### WHAT YOU ARE ASKED TO DO
Copy every line of the data exactly, leaving nothing out.

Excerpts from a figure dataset
>> begin

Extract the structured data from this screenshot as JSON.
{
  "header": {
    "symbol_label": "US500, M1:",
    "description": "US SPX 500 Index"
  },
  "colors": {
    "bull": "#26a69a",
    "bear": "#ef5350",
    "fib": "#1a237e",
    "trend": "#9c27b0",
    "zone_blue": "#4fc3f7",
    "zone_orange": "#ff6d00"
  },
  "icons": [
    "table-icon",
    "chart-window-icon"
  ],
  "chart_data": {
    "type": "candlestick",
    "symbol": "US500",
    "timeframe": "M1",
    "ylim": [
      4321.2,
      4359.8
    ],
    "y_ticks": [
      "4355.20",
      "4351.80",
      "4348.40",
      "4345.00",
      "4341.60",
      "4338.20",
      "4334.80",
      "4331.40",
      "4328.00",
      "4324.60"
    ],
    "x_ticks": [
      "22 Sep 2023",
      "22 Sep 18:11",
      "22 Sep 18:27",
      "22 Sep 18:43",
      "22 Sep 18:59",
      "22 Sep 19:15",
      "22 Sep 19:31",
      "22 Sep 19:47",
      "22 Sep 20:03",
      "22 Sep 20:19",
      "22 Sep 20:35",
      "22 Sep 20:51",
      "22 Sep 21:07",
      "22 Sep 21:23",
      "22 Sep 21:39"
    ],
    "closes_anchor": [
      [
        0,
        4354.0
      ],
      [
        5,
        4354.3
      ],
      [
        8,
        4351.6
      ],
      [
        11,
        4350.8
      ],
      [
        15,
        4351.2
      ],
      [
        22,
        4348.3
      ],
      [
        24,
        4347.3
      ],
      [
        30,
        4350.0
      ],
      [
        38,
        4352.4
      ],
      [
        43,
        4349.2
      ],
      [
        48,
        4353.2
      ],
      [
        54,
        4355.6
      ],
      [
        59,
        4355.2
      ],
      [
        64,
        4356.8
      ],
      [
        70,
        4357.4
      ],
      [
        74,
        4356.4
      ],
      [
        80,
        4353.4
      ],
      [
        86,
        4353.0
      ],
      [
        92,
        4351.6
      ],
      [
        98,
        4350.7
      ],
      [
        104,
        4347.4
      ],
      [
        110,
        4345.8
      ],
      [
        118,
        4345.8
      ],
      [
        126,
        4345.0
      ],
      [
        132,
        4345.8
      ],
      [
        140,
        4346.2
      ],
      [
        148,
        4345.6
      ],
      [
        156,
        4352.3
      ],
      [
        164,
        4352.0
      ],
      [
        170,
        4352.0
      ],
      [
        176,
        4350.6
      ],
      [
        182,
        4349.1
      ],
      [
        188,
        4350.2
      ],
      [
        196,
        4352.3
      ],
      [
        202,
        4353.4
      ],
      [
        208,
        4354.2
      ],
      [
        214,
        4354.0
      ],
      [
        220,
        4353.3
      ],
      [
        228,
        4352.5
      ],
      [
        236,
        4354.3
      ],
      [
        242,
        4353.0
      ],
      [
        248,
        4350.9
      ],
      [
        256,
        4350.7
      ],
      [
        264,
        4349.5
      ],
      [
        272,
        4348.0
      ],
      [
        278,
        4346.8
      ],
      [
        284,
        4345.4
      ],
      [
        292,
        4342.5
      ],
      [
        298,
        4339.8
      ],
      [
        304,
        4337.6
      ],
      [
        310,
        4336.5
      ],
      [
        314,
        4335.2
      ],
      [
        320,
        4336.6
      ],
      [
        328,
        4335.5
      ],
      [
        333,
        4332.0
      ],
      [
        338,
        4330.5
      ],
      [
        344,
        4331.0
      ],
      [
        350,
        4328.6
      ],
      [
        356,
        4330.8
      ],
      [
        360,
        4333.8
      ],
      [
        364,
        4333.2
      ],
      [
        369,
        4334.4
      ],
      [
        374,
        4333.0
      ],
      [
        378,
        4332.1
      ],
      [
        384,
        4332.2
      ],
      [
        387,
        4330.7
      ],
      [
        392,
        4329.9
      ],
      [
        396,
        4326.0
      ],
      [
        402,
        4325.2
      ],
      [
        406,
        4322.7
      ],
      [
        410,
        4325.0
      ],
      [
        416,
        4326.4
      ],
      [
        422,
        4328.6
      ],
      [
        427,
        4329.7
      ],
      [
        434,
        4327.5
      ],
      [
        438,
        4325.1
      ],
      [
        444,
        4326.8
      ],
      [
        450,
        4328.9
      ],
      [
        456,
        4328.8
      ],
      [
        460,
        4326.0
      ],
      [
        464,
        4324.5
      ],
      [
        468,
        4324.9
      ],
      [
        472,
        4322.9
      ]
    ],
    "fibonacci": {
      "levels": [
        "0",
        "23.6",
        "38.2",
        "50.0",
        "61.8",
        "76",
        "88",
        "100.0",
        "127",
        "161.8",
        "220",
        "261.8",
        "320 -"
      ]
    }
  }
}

>> end

### COMPLETE RESPONSE
Extract the structured data from this screenshot as JSON.
{
  "header": {
    "symbol_label": "US500, M1:",
    "description": "US SPX 500 Index"
  },
  "colors": {
    "bull": "#26a69a",
    "bear": "#ef5350",
    "fib": "#1a237e",
    "trend": "#9c27b0",
    "zone_blue": "#4fc3f7",
    "zone_orange": "#ff6d00"
  },
  "icons": [
    "table-icon",
    "chart-window-icon"
  ],
  "chart_data": {
    "type": "candlestick",
    "symbol": "US500",
    "timeframe": "M1",
    "ylim": [
      4321.2,
      4359.8
    ],
    "y_ticks": [
      "4355.20",
      "4351.80",
      "4348.40",
      "4345.00",
      "4341.60",
      "4338.20",
      "4334.80",
      "4331.40",
      "4328.00",
      "4324.60"
    ],
    "x_ticks": [
      "22 Sep 2023",
      "22 Sep 18:11",
      "22 Sep 18:27",
      "22 Sep 18:43",
      "22 Sep 18:59",
      "22 Sep 19:15",
      "22 Sep 19:31",
      "22 Sep 19:47",
      "22 Sep 20:03",
      "22 Sep 20:19",
      "22 Sep 20:35",
      "22 Sep 20:51",
      "22 Sep 21:07",
      "22 Sep 21:23",
      "22 Sep 21:39"
    ],
    "closes_anchor": [
      [
        0,
        4354.0
      ],
      [
        5,
        4354.3
      ],
      [
        8,
        4351.6
      ],
      [
        11,
        4350.8
      ],
      [
        15,
        4351.2
      ],
      [
        22,
        4348.3
      ],
      [
        24,
        4347.3
      ],
      [
        30,
        4350.0
      ],
      [
        38,
        4352.4
      ],
      [
        43,
        4349.2
      ],
      [
        48,
        4353.2
      ],
      [
        54,
        4355.6
      ],
      [
        59,
        4355.2
      ],
      [
        64,
        4356.8
      ],
      [
        70,
        4357.4
      ],
      [
        74,
        4356.4
      ],
      [
        80,
        4353.4
      ],
      [
        86,
        4353.0
      ],
      [
        92,
        4351.6
      ],
      [
        98,
        4350.7
      ],
      [
        104,
        4347.4
      ],
      [
        110,
        4345.8
      ],
      [
        118,
        4345.8
      ],
      [
        126,
        4345.0
      ],
      [
        132,
        4345.8
      ],
      [
        140,
        4346.2
      ],
      [
        148,
        4345.6
      ],
      [
        156,
        4352.3
      ],
      [
        164,
        4352.0
      ],
      [
        170,
        4352.0
      ],
      [
        176,
        4350.6
      ],
      [
        182,
        4349.1
      ],
      [
        188,
        4350.2
      ],
      [
        196,
        4352.3
      ],
      [
        202,
        4353.4
      ],
      [
        208,
        4354.2
      ],
      [
        214,
        4354.0
      ],
      [
        220,
        4353.3
      ],
      [
        228,
        4352.5
      ],
      [
        236,
        4354.3
      ],
      [
        242,
        4353.0
      ],
      [
        248,
        4350.9
      ],
      [
        256,
        4350.7
      ],
      [
        264,
        4349.5
      ],
      [
        272,
        4348.0
      ],
      [
        278,
        4346.8
      ],
      [
        284,
        4345.4
      ],
      [
        292,
        4342.5
      ],
      [
        298,
        4339.8
      ],
      [
        304,
        4337.6
      ],
      [
        310,
        4336.5
      ],
      [
        314,
        4335.2
      ],
      [
        320,
        4336.6
      ],
      [
        328,
        4335.5
      ],
      [
        333,
        4332.0
      ],
      [
        338,
        4330.5
      ],
      [
        344,
        4331.0
      ],
      [
        350,
        4328.6
      ],
      [
        356,
        4330.8
      ],
      [
        360,
        4333.8
      ],
      [
        364,
        4333.2
      ],
      [
        369,
        4334.4
      ],
      [
        374,
        4333.0
      ],
      [
        378,
        4332.1
      ],
      [
        384,
        4332.2
      ],
      [
        387,
        4330.7
      ],
      [
        392,
        4329.9
      ],
      [
        396,
        4326.0
      ],
      [
        402,
        4325.2
      ],
      [
        406,
        4322.7
      ],
      [
        410,
        4325.0
      ],
      [
        416,
        4326.4
      ],
      [
        422,
        4328.6
      ],
      [
        427,
        4329.7
      ],
      [
        434,
        4327.5
      ],
      [
        438,
        4325.1
      ],
      [
        444,
        4326.8
      ],
      [
        450,
        4328.9
      ],
      [
        456,
        4328.8
      ],
      [
        460,
        4326.0
      ],
      [
        464,
        4324.5
      ],
      [
        468,
        4324.9
      ],
      [
        472,
        4322.9
      ]
    ],
    "fibonacci": {
      "levels": [
        "0",
        "23.6",
        "38.2",
        "50.0",
        "61.8",
        "76",
        "88",
        "100.0",
        "127",
        "161.8",
        "220",
        "261.8",
        "320 -"
      ]
    }
  }
}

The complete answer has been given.